Task input —
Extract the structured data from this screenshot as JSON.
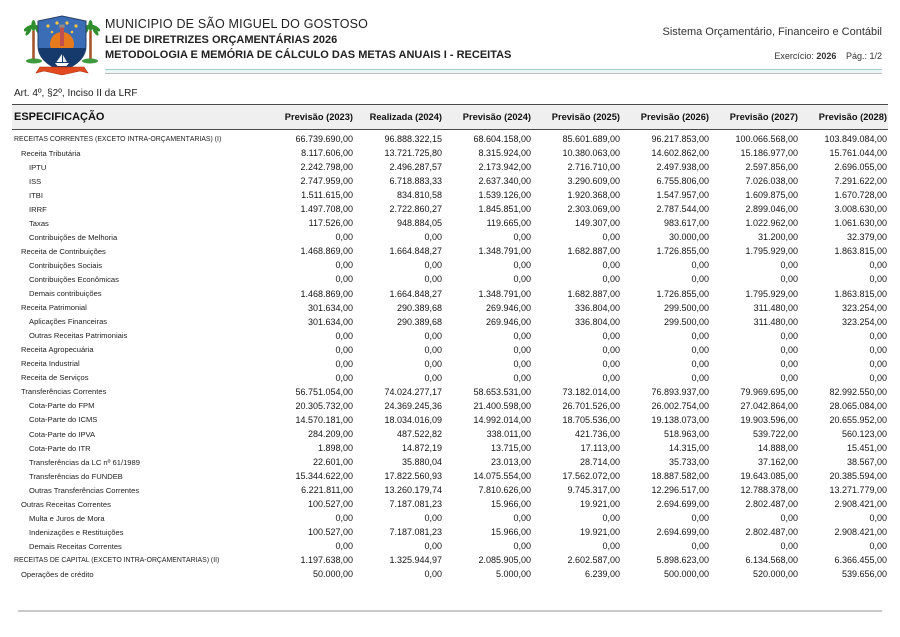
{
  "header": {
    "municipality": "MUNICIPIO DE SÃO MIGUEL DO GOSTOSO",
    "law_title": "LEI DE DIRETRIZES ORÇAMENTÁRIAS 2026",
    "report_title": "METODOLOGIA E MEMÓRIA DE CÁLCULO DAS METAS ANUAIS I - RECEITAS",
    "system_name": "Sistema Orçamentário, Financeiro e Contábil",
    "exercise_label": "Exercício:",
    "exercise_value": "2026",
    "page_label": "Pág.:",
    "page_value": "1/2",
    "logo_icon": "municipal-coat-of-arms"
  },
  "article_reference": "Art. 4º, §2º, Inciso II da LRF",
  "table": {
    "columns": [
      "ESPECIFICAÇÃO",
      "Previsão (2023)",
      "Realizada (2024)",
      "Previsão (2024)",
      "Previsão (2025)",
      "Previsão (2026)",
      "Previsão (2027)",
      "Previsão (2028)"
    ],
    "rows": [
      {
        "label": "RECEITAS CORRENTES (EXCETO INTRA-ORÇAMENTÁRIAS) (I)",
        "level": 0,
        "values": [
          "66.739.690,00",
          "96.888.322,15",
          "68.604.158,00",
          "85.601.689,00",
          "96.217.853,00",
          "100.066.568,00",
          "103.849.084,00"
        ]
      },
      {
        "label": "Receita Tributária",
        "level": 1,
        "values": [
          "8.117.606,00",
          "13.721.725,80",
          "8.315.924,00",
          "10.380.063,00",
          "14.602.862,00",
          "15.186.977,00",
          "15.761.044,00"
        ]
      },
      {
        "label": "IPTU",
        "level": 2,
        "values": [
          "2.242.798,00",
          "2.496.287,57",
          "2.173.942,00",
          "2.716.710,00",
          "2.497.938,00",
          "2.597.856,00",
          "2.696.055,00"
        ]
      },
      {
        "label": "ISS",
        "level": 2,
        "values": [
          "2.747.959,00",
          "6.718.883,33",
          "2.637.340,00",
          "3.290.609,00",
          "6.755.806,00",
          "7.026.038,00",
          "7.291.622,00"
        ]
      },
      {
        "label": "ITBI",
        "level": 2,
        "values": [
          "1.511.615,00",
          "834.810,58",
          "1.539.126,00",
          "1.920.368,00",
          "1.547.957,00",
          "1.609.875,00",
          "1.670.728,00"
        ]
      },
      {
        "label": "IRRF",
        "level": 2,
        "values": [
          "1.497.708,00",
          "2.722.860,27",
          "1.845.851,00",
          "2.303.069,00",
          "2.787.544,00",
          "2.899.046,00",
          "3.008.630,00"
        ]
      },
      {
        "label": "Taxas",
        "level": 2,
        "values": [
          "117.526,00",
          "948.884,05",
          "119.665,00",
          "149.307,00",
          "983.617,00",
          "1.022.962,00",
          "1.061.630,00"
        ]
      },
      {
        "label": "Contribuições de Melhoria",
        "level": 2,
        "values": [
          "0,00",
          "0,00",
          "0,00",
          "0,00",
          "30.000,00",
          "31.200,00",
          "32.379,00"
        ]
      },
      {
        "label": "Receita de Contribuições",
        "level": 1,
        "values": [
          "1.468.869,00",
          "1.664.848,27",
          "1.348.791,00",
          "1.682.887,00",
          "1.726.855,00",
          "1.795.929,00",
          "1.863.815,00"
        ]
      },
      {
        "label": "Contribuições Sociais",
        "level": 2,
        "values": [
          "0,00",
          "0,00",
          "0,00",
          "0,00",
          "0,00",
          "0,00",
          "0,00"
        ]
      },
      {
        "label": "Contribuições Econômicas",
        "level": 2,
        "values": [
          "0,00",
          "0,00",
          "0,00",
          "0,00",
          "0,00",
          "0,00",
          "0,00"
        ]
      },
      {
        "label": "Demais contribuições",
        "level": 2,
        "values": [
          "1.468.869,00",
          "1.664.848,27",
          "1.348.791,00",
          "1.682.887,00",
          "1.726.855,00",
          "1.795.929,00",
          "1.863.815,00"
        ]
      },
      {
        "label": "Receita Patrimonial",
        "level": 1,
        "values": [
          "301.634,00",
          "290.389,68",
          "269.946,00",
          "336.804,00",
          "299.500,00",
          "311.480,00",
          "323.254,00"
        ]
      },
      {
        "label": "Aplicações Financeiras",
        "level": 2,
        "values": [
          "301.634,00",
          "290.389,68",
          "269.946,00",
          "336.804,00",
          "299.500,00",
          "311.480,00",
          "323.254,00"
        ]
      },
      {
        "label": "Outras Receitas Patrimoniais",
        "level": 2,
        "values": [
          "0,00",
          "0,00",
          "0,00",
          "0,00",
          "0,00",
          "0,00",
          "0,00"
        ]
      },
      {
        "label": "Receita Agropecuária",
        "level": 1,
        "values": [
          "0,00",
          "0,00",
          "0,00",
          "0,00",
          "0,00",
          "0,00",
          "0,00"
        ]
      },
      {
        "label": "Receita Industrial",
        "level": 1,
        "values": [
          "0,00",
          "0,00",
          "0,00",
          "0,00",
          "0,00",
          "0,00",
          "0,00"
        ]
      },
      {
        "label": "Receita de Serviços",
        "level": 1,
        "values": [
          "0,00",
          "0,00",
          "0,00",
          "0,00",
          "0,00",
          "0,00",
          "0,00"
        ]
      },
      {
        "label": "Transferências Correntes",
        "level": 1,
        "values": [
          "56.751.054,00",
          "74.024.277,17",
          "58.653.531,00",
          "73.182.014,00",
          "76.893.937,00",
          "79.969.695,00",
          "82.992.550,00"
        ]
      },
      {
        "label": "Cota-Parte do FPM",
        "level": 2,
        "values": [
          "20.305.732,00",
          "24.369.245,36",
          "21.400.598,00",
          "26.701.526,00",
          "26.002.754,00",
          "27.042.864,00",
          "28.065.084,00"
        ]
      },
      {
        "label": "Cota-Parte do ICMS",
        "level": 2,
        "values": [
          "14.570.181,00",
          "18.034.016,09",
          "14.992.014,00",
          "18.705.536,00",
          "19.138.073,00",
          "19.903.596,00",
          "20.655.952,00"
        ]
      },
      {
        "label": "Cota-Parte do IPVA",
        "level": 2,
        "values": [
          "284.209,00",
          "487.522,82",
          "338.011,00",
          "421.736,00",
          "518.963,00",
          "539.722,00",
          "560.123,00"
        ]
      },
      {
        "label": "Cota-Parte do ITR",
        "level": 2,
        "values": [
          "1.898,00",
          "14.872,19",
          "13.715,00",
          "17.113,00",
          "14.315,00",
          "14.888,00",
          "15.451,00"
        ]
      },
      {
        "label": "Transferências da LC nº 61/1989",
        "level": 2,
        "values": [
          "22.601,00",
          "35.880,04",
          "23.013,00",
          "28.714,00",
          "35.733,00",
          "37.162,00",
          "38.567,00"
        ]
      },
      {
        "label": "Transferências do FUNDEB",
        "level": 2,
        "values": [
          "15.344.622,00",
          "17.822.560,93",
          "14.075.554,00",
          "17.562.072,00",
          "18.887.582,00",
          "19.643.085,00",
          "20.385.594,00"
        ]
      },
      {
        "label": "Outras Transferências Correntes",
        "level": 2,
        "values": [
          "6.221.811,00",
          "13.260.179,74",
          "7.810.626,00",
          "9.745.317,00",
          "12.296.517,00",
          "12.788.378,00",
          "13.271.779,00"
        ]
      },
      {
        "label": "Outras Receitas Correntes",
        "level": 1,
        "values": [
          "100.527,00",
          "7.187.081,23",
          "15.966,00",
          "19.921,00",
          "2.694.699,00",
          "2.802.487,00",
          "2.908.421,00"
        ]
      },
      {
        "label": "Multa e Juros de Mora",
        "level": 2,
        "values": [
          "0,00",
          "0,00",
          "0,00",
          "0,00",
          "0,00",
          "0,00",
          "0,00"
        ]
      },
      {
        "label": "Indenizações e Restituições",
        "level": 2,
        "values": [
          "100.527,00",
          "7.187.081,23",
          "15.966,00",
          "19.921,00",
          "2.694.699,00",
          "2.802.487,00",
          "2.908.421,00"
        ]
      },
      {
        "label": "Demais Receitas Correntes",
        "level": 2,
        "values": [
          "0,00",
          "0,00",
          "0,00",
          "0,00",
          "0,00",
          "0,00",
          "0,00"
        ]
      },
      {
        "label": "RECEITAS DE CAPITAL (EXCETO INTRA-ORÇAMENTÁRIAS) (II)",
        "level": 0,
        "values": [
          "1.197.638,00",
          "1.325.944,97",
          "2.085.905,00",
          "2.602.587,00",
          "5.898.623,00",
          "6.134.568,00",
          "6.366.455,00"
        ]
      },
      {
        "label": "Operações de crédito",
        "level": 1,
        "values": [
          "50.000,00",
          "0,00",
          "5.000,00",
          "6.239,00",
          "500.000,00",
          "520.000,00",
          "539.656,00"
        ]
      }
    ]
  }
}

The exercise — Find the lines holding "Parte" and list every one.

Task output —
        "label": "Cota-Parte do FPM",
        "label": "Cota-Parte do ICMS",
        "label": "Cota-Parte do IPVA",
        "label": "Cota-Parte do ITR",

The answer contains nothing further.